* BEGIN *
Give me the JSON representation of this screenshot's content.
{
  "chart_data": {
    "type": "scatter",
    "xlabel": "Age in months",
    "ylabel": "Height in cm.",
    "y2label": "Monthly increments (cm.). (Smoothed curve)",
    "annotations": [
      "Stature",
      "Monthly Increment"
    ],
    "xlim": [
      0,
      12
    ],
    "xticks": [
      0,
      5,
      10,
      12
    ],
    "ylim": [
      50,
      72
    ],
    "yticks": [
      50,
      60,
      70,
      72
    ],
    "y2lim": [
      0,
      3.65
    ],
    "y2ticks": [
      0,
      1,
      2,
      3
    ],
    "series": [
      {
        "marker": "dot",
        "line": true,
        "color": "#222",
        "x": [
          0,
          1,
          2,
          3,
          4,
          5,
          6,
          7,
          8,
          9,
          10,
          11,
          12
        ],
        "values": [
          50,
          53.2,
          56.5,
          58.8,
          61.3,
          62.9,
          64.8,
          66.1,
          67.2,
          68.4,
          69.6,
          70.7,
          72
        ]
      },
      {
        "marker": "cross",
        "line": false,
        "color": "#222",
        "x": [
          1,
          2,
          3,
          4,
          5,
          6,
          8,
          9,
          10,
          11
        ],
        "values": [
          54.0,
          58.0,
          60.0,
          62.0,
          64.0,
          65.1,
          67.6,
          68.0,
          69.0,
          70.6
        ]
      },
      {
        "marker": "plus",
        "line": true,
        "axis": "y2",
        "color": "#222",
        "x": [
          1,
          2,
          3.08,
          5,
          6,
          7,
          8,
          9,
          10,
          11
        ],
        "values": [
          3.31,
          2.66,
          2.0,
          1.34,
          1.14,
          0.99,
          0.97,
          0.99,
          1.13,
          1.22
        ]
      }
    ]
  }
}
* END *
* BEGIN *
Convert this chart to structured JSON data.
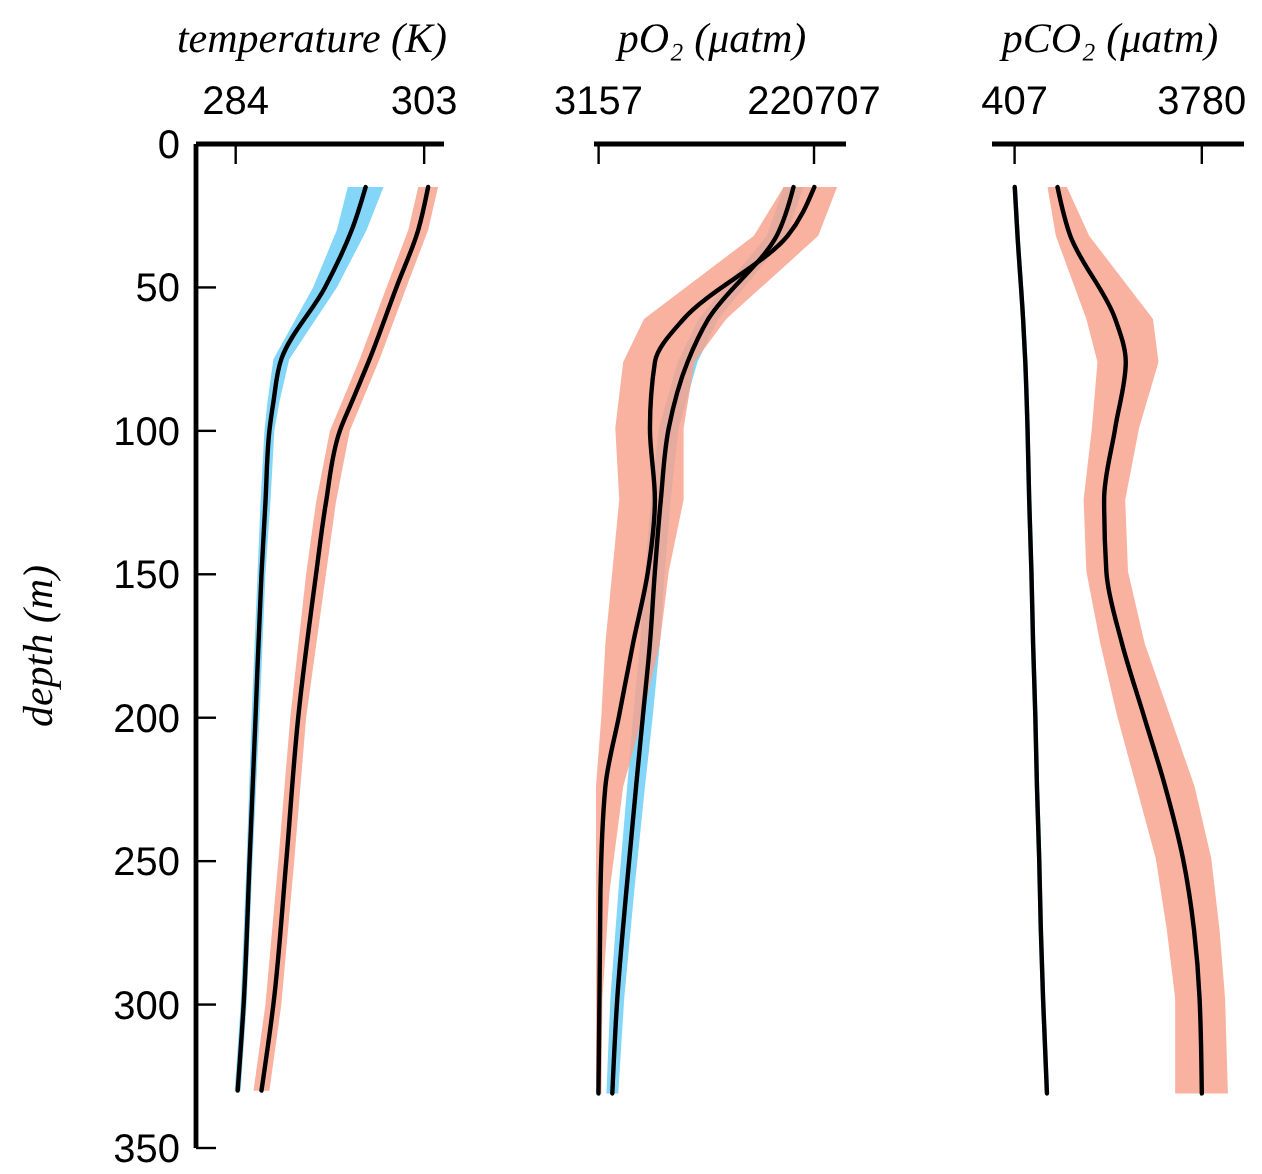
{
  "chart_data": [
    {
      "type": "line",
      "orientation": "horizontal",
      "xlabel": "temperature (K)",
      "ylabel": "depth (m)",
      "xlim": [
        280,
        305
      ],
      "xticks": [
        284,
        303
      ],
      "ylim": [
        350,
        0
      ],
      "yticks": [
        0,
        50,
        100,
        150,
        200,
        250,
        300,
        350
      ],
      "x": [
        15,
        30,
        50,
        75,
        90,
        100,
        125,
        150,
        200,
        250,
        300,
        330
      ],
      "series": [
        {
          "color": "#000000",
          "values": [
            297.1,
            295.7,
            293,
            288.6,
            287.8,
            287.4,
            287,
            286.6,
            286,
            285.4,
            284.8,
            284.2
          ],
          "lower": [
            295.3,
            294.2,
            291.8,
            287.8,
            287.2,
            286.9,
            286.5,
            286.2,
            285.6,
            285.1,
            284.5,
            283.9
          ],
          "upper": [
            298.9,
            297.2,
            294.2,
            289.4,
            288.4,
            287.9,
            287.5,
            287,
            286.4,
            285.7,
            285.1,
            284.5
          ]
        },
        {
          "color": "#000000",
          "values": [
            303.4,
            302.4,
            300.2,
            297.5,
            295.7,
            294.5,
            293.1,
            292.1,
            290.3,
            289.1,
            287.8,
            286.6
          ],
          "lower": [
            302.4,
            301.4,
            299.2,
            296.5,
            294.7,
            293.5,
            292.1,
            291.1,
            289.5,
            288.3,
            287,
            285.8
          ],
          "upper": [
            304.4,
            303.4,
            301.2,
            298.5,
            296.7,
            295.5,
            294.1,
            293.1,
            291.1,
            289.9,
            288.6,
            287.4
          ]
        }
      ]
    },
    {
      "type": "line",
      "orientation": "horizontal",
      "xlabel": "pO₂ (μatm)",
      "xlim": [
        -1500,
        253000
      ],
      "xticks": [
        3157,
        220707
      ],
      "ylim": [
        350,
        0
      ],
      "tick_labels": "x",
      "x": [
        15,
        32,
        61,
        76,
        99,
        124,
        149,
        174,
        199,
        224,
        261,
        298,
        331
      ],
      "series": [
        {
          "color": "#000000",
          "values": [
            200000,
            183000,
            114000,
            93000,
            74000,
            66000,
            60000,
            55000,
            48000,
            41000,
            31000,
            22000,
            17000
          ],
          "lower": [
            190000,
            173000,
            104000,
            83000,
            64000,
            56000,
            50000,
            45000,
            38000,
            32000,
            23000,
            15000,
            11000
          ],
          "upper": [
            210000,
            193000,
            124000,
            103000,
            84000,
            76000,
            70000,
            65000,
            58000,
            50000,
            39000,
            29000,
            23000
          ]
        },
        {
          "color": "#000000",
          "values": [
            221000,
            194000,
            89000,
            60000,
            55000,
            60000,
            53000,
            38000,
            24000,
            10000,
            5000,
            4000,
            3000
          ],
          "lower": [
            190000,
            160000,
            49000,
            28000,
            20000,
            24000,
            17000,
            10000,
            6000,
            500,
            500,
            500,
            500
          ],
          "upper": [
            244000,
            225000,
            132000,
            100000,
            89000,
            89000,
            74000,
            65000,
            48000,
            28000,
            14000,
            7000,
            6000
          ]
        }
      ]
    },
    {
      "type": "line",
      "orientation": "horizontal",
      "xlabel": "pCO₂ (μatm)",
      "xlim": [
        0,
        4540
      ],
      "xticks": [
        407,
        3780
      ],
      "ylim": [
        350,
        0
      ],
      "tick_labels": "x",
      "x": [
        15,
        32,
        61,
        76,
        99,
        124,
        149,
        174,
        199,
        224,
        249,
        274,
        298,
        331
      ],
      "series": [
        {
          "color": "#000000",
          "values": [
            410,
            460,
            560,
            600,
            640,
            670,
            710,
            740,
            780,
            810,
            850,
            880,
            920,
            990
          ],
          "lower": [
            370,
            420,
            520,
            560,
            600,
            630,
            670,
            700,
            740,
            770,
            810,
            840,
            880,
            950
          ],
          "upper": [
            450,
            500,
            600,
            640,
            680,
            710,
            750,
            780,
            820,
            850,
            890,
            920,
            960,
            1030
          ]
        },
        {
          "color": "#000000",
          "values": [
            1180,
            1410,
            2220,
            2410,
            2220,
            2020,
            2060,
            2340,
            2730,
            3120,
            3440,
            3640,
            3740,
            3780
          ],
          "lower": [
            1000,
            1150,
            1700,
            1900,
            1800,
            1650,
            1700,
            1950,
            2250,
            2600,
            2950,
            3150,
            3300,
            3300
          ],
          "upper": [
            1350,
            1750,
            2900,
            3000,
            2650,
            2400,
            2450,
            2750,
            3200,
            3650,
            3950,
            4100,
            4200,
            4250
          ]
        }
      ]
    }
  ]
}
* END *
* BEGIN *
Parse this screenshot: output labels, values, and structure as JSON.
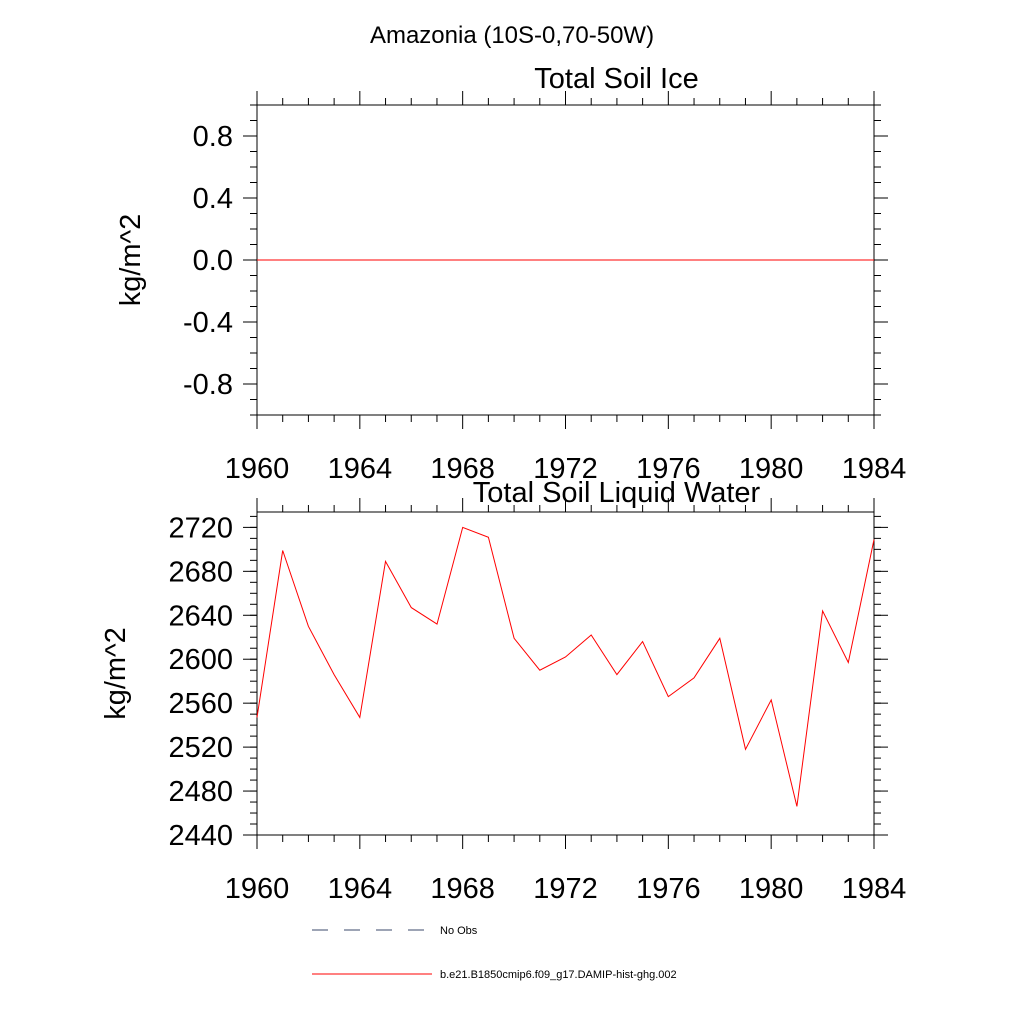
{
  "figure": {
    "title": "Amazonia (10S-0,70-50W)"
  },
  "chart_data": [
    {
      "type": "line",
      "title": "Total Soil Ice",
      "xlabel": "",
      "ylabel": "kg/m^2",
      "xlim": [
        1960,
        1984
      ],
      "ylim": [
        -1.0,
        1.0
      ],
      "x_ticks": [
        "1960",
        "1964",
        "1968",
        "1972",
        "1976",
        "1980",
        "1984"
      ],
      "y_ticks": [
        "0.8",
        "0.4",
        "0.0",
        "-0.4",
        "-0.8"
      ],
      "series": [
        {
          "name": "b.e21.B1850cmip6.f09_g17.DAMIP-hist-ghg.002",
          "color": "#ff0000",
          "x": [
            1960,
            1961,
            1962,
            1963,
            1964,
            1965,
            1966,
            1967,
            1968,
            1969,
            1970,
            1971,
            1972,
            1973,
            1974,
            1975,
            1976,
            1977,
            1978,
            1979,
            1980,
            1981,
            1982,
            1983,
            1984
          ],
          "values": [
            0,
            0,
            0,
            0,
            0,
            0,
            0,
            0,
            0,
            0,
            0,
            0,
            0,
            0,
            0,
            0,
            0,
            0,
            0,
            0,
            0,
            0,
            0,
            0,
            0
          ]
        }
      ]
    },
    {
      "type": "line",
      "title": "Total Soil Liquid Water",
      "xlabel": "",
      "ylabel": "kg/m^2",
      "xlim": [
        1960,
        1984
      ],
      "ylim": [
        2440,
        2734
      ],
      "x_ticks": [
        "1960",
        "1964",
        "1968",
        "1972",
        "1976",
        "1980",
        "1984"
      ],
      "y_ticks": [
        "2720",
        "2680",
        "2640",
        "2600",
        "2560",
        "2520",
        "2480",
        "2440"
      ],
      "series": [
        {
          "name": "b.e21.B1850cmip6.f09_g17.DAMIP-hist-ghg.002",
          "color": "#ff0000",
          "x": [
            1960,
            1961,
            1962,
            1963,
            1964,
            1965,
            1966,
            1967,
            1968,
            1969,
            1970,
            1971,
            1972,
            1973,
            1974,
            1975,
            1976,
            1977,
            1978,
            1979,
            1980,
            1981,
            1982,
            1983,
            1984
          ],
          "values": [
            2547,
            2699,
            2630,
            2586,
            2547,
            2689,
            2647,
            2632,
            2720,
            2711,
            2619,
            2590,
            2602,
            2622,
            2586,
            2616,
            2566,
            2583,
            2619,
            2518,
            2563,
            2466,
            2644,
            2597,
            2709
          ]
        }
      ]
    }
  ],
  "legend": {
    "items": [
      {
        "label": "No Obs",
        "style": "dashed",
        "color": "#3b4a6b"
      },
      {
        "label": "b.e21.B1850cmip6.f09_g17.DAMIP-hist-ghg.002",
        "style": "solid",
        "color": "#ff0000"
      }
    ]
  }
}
* END *
◆ SHORT PROBLEM
Search the data above for the string "xlabel" and copy each line that has it.

◆ RESPONSE FOR THIS EXERCISE
    "xlabel": "Age in months",
      "xlabel": "temperature (K)",
      "xlabel": "pO₂ (μatm)",
      "xlabel": "pCO₂ (μatm)",
      "xlabel": "",
      "xlabel": "",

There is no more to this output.